**Work to be completed:** Leave out the images; return the rest of the data exactly.

═══ Source material

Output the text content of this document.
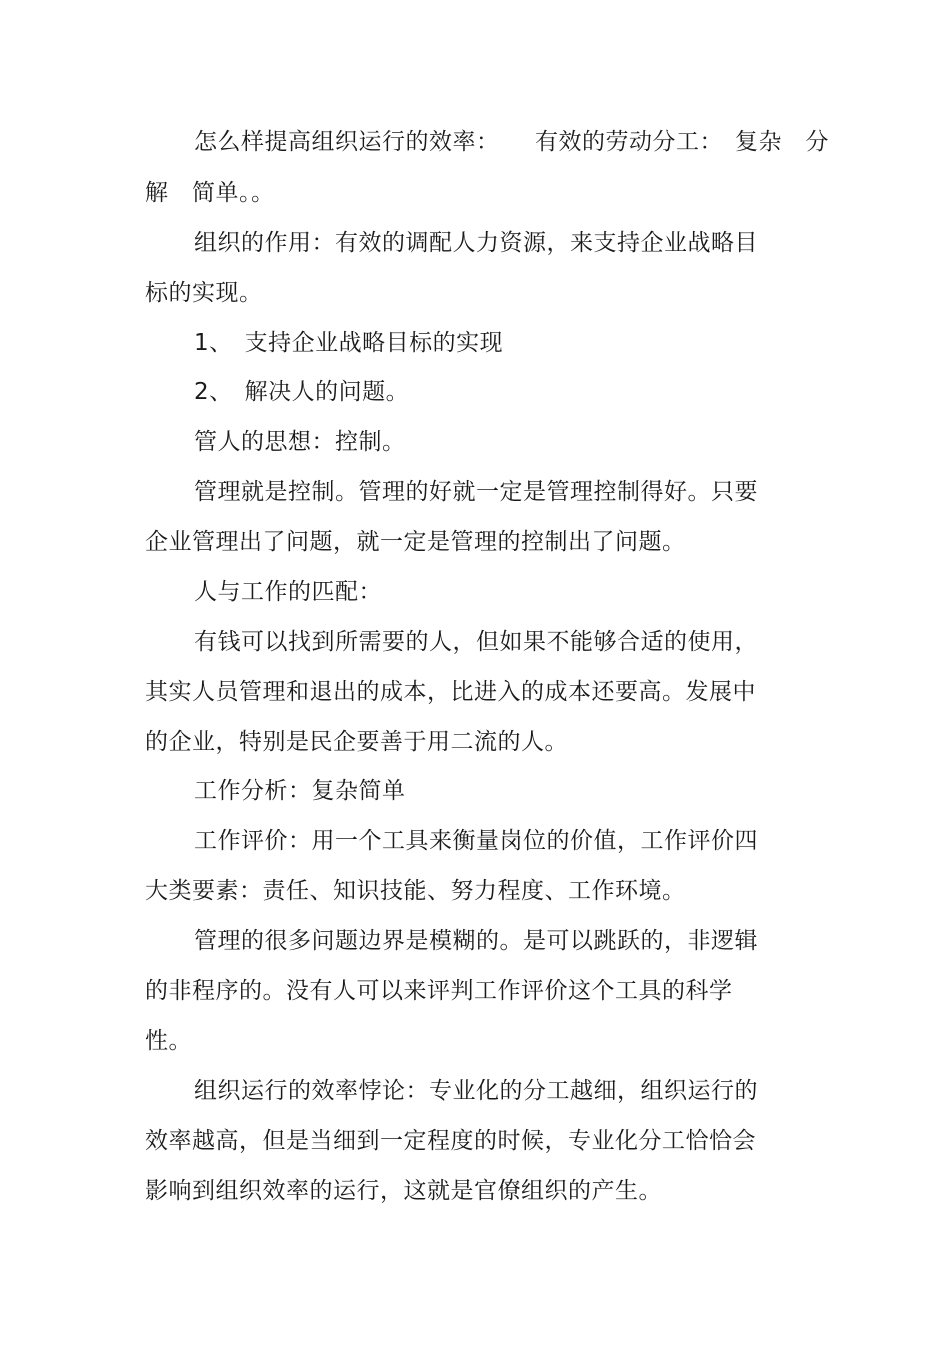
怎么样提高组织运行的效率：　　有效的劳动分工：　复杂　分
解　简单。。
组织的作用：有效的调配人力资源，来支持企业战略目
标的实现。
1、　支持企业战略目标的实现
2、　解决人的问题。
管人的思想：控制。
管理就是控制。管理的好就一定是管理控制得好。只要
企业管理出了问题，就一定是管理的控制出了问题。
人与工作的匹配：
有钱可以找到所需要的人，但如果不能够合适的使用，
其实人员管理和退出的成本，比进入的成本还要高。发展中
的企业，特别是民企要善于用二流的人。
工作分析：复杂简单
工作评价：用一个工具来衡量岗位的价值，工作评价四
大类要素：责任、知识技能、努力程度、工作环境。
管理的很多问题边界是模糊的。是可以跳跃的，非逻辑
的非程序的。没有人可以来评判工作评价这个工具的科学
性。
组织运行的效率悖论：专业化的分工越细，组织运行的
效率越高，但是当细到一定程度的时候，专业化分工恰恰会
影响到组织效率的运行，这就是官僚组织的产生。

══════

**Solution:**
Output the text content of this document.
怎么样提高组织运行的效率：　　有效的劳动分工：　复杂　分
解　简单。。
组织的作用：有效的调配人力资源，来支持企业战略目
标的实现。
1、　支持企业战略目标的实现
2、　解决人的问题。
管人的思想：控制。
管理就是控制。管理的好就一定是管理控制得好。只要
企业管理出了问题，就一定是管理的控制出了问题。
人与工作的匹配：
有钱可以找到所需要的人，但如果不能够合适的使用，
其实人员管理和退出的成本，比进入的成本还要高。发展中
的企业，特别是民企要善于用二流的人。
工作分析：复杂简单
工作评价：用一个工具来衡量岗位的价值，工作评价四
大类要素：责任、知识技能、努力程度、工作环境。
管理的很多问题边界是模糊的。是可以跳跃的，非逻辑
的非程序的。没有人可以来评判工作评价这个工具的科学
性。
组织运行的效率悖论：专业化的分工越细，组织运行的
效率越高，但是当细到一定程度的时候，专业化分工恰恰会
影响到组织效率的运行，这就是官僚组织的产生。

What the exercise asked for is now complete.